===== Material shown

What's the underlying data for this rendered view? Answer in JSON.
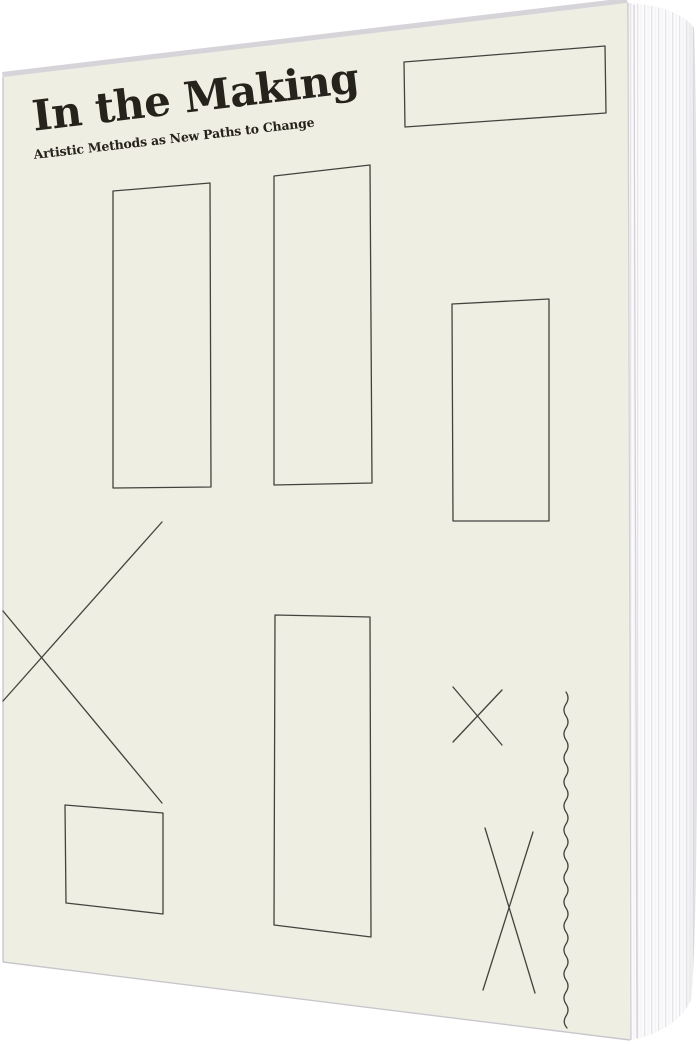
{
  "scene": {
    "description": "Product photo of a standing softcover book viewed at a slight angle, white page edges visible along the right side, on a plain white background"
  },
  "book": {
    "title": "In the Making",
    "subtitle": "Artistic Methods as New Paths to Change",
    "artwork": [
      "banner-rectangle-top-right",
      "tall-rectangle-upper-left",
      "tall-rectangle-upper-middle",
      "rectangle-upper-right",
      "large-cross-left",
      "small-square-bottom-left",
      "tall-rectangle-lower-middle",
      "small-cross-right",
      "narrow-tall-cross-bottom-right",
      "wavy-vertical-line"
    ]
  },
  "colors": {
    "background": "#ffffff",
    "cover": "#efeee3",
    "artwork-line": "#45423e",
    "title-text": "#26221c",
    "page-edge": "#fbfbfc",
    "page-stripe": "#e6e4e9",
    "board-edge": "#d6d3d9"
  }
}
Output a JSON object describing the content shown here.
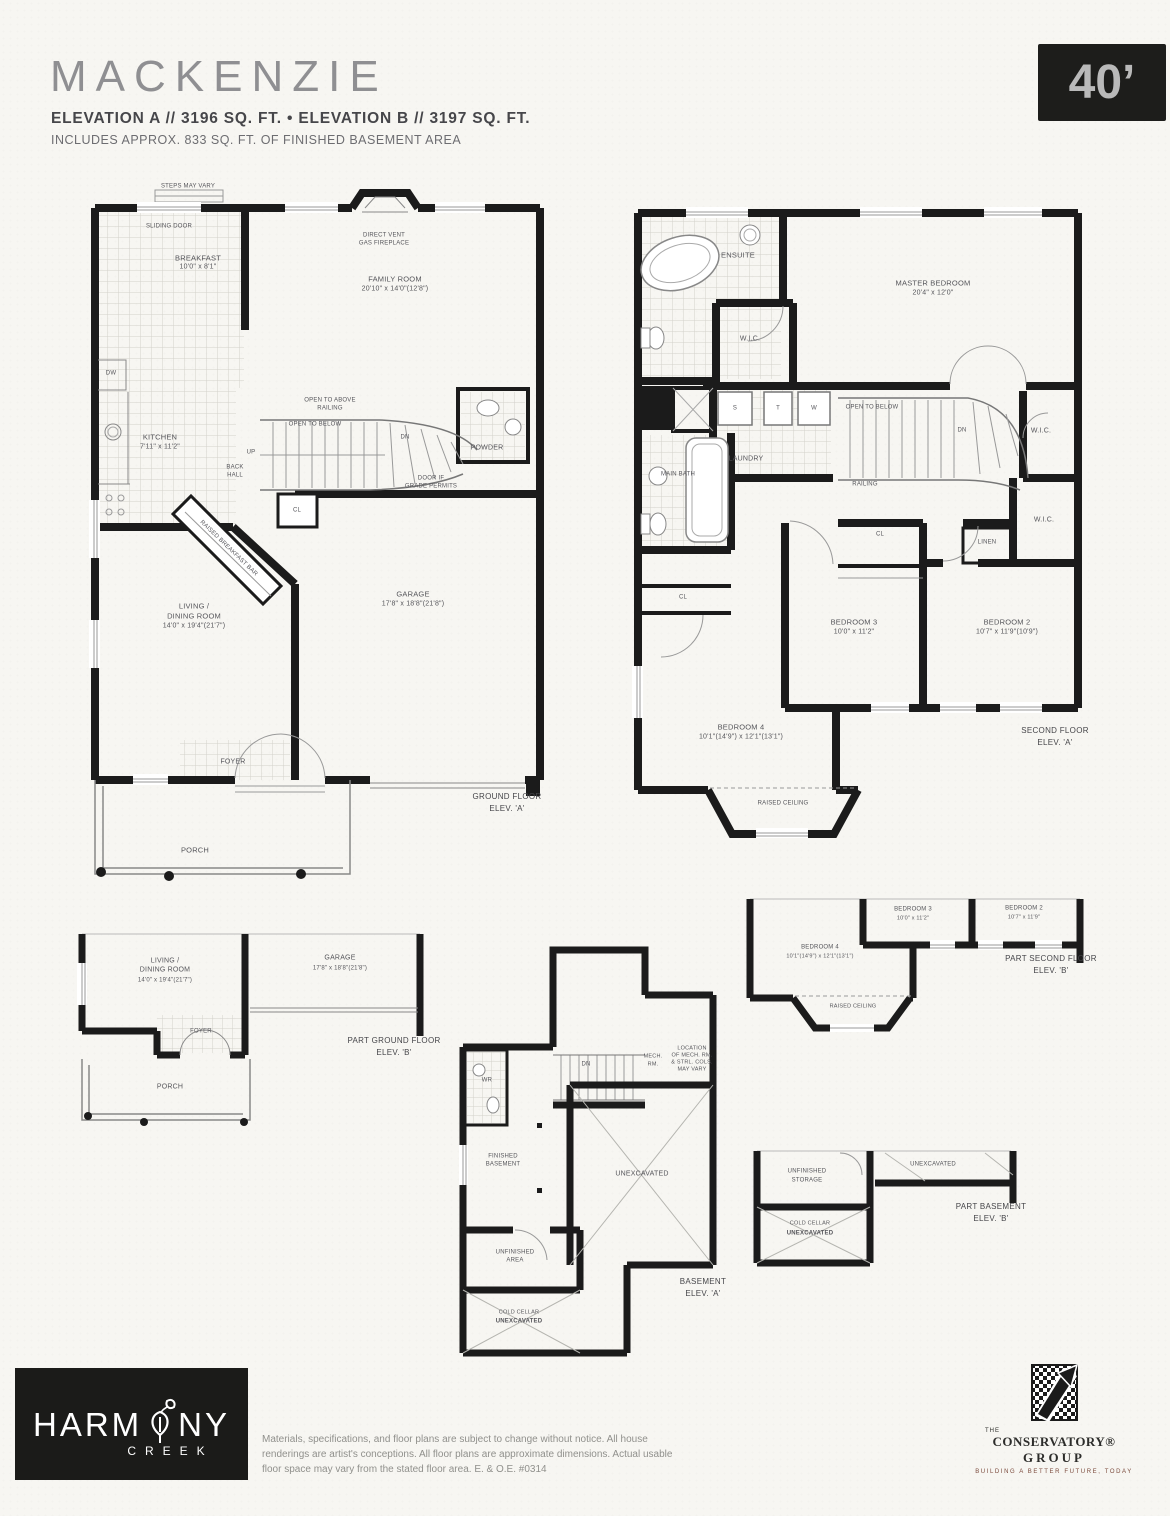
{
  "header": {
    "title": "MACKENZIE",
    "elevation_line": "ELEVATION A  //  3196 SQ. FT.  •  ELEVATION B  //  3197 SQ. FT.",
    "basement_note": "INCLUDES APPROX. 833 SQ. FT. OF FINISHED BASEMENT AREA",
    "lot_width_badge": "40’"
  },
  "ground_floor": {
    "caption_line1": "GROUND FLOOR",
    "caption_line2": "ELEV. 'A'",
    "steps_note": "STEPS MAY VARY",
    "sliding_door": "SLIDING DOOR",
    "fireplace_line1": "DIRECT VENT",
    "fireplace_line2": "GAS FIREPLACE",
    "breakfast_name": "BREAKFAST",
    "breakfast_dims": "10'0\" x 8'1\"",
    "family_name": "FAMILY ROOM",
    "family_dims": "20'10\" x 14'0\"(12'8\")",
    "kitchen_name": "KITCHEN",
    "kitchen_dims": "7'11\" x 11'2\"",
    "dw": "DW",
    "breakfast_bar": "RAISED BREAKFAST BAR",
    "up": "UP",
    "dn": "DN",
    "open_above_line1": "OPEN TO ABOVE",
    "open_above_line2": "RAILING",
    "open_below": "OPEN TO BELOW",
    "back_hall_line1": "BACK",
    "back_hall_line2": "HALL",
    "powder": "POWDER",
    "cl": "CL",
    "door_grade_line1": "DOOR IF",
    "door_grade_line2": "GRADE PERMITS",
    "living_line1": "LIVING /",
    "living_line2": "DINING ROOM",
    "living_dims": "14'0\" x 19'4\"(21'7\")",
    "garage_name": "GARAGE",
    "garage_dims": "17'8\" x 18'8\"(21'8\")",
    "foyer": "FOYER",
    "porch": "PORCH"
  },
  "second_floor": {
    "caption_line1": "SECOND FLOOR",
    "caption_line2": "ELEV. 'A'",
    "ensuite": "ENSUITE",
    "master_name": "MASTER BEDROOM",
    "master_dims": "20'4\" x 12'0\"",
    "wic": "W.I.C.",
    "wic2": "W.I.C.",
    "wic3": "W.I.C.",
    "laundry": "LAUNDRY",
    "s": "S",
    "t": "T",
    "w": "W",
    "open_below": "OPEN TO BELOW",
    "dn": "DN",
    "railing": "RAILING",
    "main_bath": "MAIN BATH",
    "linen": "LINEN",
    "cl": "CL",
    "cl2": "CL",
    "bedroom3_name": "BEDROOM 3",
    "bedroom3_dims": "10'0\" x 11'2\"",
    "bedroom2_name": "BEDROOM 2",
    "bedroom2_dims": "10'7\" x 11'9\"(10'9\")",
    "bedroom4_name": "BEDROOM 4",
    "bedroom4_dims": "10'1\"(14'9\") x 12'1\"(13'1\")",
    "raised_ceiling": "RAISED CEILING"
  },
  "part_ground_b": {
    "caption_line1": "PART GROUND FLOOR",
    "caption_line2": "ELEV. 'B'",
    "living_line1": "LIVING /",
    "living_line2": "DINING ROOM",
    "living_dims": "14'0\" x 19'4\"(21'7\")",
    "garage_name": "GARAGE",
    "garage_dims": "17'8\" x 18'8\"(21'8\")",
    "foyer": "FOYER",
    "porch": "PORCH"
  },
  "basement": {
    "caption_line1": "BASEMENT",
    "caption_line2": "ELEV. 'A'",
    "wr": "WR",
    "dn": "DN",
    "mech_line1": "MECH.",
    "mech_line2": "RM.",
    "note_line1": "LOCATION",
    "note_line2": "OF MECH. RM.",
    "note_line3": "& STRL. COLS.",
    "note_line4": "MAY VARY",
    "finished_line1": "FINISHED",
    "finished_line2": "BASEMENT",
    "unexcavated": "UNEXCAVATED",
    "unfinished_line1": "UNFINISHED",
    "unfinished_line2": "AREA",
    "cold_line1": "COLD CELLAR",
    "cold_line2": "UNEXCAVATED"
  },
  "part_second_b": {
    "caption_line1": "PART SECOND FLOOR",
    "caption_line2": "ELEV. 'B'",
    "bedroom3_name": "BEDROOM 3",
    "bedroom3_dims": "10'0\" x 11'2\"",
    "bedroom2_name": "BEDROOM 2",
    "bedroom2_dims": "10'7\" x 11'9\"",
    "bedroom4_name": "BEDROOM 4",
    "bedroom4_dims": "10'1\"(14'9\") x 12'1\"(13'1\")",
    "raised_ceiling": "RAISED CEILING"
  },
  "part_basement_b": {
    "caption_line1": "PART BASEMENT",
    "caption_line2": "ELEV. 'B'",
    "storage_line1": "UNFINISHED",
    "storage_line2": "STORAGE",
    "unexcavated": "UNEXCAVATED",
    "cold_line1": "COLD CELLAR",
    "cold_line2": "UNEXCAVATED"
  },
  "footer": {
    "harmony_left": "HARM",
    "harmony_right": "NY",
    "harmony_sub": "CREEK",
    "disclaimer": "Materials, specifications, and floor plans are subject to change without notice. All house renderings are artist's conceptions. All floor plans are approximate dimensions. Actual usable floor space may vary from the stated floor area. E. & O.E. #0314",
    "conservatory_the": "THE",
    "conservatory_name": "CONSERVATORY®",
    "conservatory_group": "GROUP",
    "conservatory_tagline": "BUILDING A BETTER FUTURE, TODAY"
  },
  "colors": {
    "wall": "#1b1b1b",
    "label": "#55555a",
    "badge_bg": "#1d1d1b",
    "tagline": "#7b4a3c"
  }
}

==========

What the task requires: Give the data above again in full and unchanged, skipping the pictures.

Response to the task:
What's the underlying data for this rendered view? Answer in JSON.
{
  "scene": {
    "description": "Product photo of a standing softcover book viewed at a slight angle, white page edges visible along the right side, on a plain white background"
  },
  "book": {
    "title": "In the Making",
    "subtitle": "Artistic Methods as New Paths to Change",
    "artwork": [
      "banner-rectangle-top-right",
      "tall-rectangle-upper-left",
      "tall-rectangle-upper-middle",
      "rectangle-upper-right",
      "large-cross-left",
      "small-square-bottom-left",
      "tall-rectangle-lower-middle",
      "small-cross-right",
      "narrow-tall-cross-bottom-right",
      "wavy-vertical-line"
    ]
  },
  "colors": {
    "background": "#ffffff",
    "cover": "#efeee3",
    "artwork-line": "#45423e",
    "title-text": "#26221c",
    "page-edge": "#fbfbfc",
    "page-stripe": "#e6e4e9",
    "board-edge": "#d6d3d9"
  }
}
Output a JSON object describing the content shown here.
{
  "header": {
    "title": "MACKENZIE",
    "elevation_line": "ELEVATION A  //  3196 SQ. FT.  •  ELEVATION B  //  3197 SQ. FT.",
    "basement_note": "INCLUDES APPROX. 833 SQ. FT. OF FINISHED BASEMENT AREA",
    "lot_width_badge": "40’"
  },
  "ground_floor": {
    "caption_line1": "GROUND FLOOR",
    "caption_line2": "ELEV. 'A'",
    "steps_note": "STEPS MAY VARY",
    "sliding_door": "SLIDING DOOR",
    "fireplace_line1": "DIRECT VENT",
    "fireplace_line2": "GAS FIREPLACE",
    "breakfast_name": "BREAKFAST",
    "breakfast_dims": "10'0\" x 8'1\"",
    "family_name": "FAMILY ROOM",
    "family_dims": "20'10\" x 14'0\"(12'8\")",
    "kitchen_name": "KITCHEN",
    "kitchen_dims": "7'11\" x 11'2\"",
    "dw": "DW",
    "breakfast_bar": "RAISED BREAKFAST BAR",
    "up": "UP",
    "dn": "DN",
    "open_above_line1": "OPEN TO ABOVE",
    "open_above_line2": "RAILING",
    "open_below": "OPEN TO BELOW",
    "back_hall_line1": "BACK",
    "back_hall_line2": "HALL",
    "powder": "POWDER",
    "cl": "CL",
    "door_grade_line1": "DOOR IF",
    "door_grade_line2": "GRADE PERMITS",
    "living_line1": "LIVING /",
    "living_line2": "DINING ROOM",
    "living_dims": "14'0\" x 19'4\"(21'7\")",
    "garage_name": "GARAGE",
    "garage_dims": "17'8\" x 18'8\"(21'8\")",
    "foyer": "FOYER",
    "porch": "PORCH"
  },
  "second_floor": {
    "caption_line1": "SECOND FLOOR",
    "caption_line2": "ELEV. 'A'",
    "ensuite": "ENSUITE",
    "master_name": "MASTER BEDROOM",
    "master_dims": "20'4\" x 12'0\"",
    "wic": "W.I.C.",
    "wic2": "W.I.C.",
    "wic3": "W.I.C.",
    "laundry": "LAUNDRY",
    "s": "S",
    "t": "T",
    "w": "W",
    "open_below": "OPEN TO BELOW",
    "dn": "DN",
    "railing": "RAILING",
    "main_bath": "MAIN BATH",
    "linen": "LINEN",
    "cl": "CL",
    "cl2": "CL",
    "bedroom3_name": "BEDROOM 3",
    "bedroom3_dims": "10'0\" x 11'2\"",
    "bedroom2_name": "BEDROOM 2",
    "bedroom2_dims": "10'7\" x 11'9\"(10'9\")",
    "bedroom4_name": "BEDROOM 4",
    "bedroom4_dims": "10'1\"(14'9\") x 12'1\"(13'1\")",
    "raised_ceiling": "RAISED CEILING"
  },
  "part_ground_b": {
    "caption_line1": "PART GROUND FLOOR",
    "caption_line2": "ELEV. 'B'",
    "living_line1": "LIVING /",
    "living_line2": "DINING ROOM",
    "living_dims": "14'0\" x 19'4\"(21'7\")",
    "garage_name": "GARAGE",
    "garage_dims": "17'8\" x 18'8\"(21'8\")",
    "foyer": "FOYER",
    "porch": "PORCH"
  },
  "basement": {
    "caption_line1": "BASEMENT",
    "caption_line2": "ELEV. 'A'",
    "wr": "WR",
    "dn": "DN",
    "mech_line1": "MECH.",
    "mech_line2": "RM.",
    "note_line1": "LOCATION",
    "note_line2": "OF MECH. RM.",
    "note_line3": "& STRL. COLS.",
    "note_line4": "MAY VARY",
    "finished_line1": "FINISHED",
    "finished_line2": "BASEMENT",
    "unexcavated": "UNEXCAVATED",
    "unfinished_line1": "UNFINISHED",
    "unfinished_line2": "AREA",
    "cold_line1": "COLD CELLAR",
    "cold_line2": "UNEXCAVATED"
  },
  "part_second_b": {
    "caption_line1": "PART SECOND FLOOR",
    "caption_line2": "ELEV. 'B'",
    "bedroom3_name": "BEDROOM 3",
    "bedroom3_dims": "10'0\" x 11'2\"",
    "bedroom2_name": "BEDROOM 2",
    "bedroom2_dims": "10'7\" x 11'9\"",
    "bedroom4_name": "BEDROOM 4",
    "bedroom4_dims": "10'1\"(14'9\") x 12'1\"(13'1\")",
    "raised_ceiling": "RAISED CEILING"
  },
  "part_basement_b": {
    "caption_line1": "PART BASEMENT",
    "caption_line2": "ELEV. 'B'",
    "storage_line1": "UNFINISHED",
    "storage_line2": "STORAGE",
    "unexcavated": "UNEXCAVATED",
    "cold_line1": "COLD CELLAR",
    "cold_line2": "UNEXCAVATED"
  },
  "footer": {
    "harmony_left": "HARM",
    "harmony_right": "NY",
    "harmony_sub": "CREEK",
    "disclaimer": "Materials, specifications, and floor plans are subject to change without notice. All house renderings are artist's conceptions. All floor plans are approximate dimensions. Actual usable floor space may vary from the stated floor area. E. & O.E. #0314",
    "conservatory_the": "THE",
    "conservatory_name": "CONSERVATORY®",
    "conservatory_group": "GROUP",
    "conservatory_tagline": "BUILDING A BETTER FUTURE, TODAY"
  },
  "colors": {
    "wall": "#1b1b1b",
    "label": "#55555a",
    "badge_bg": "#1d1d1b",
    "tagline": "#7b4a3c"
  }
}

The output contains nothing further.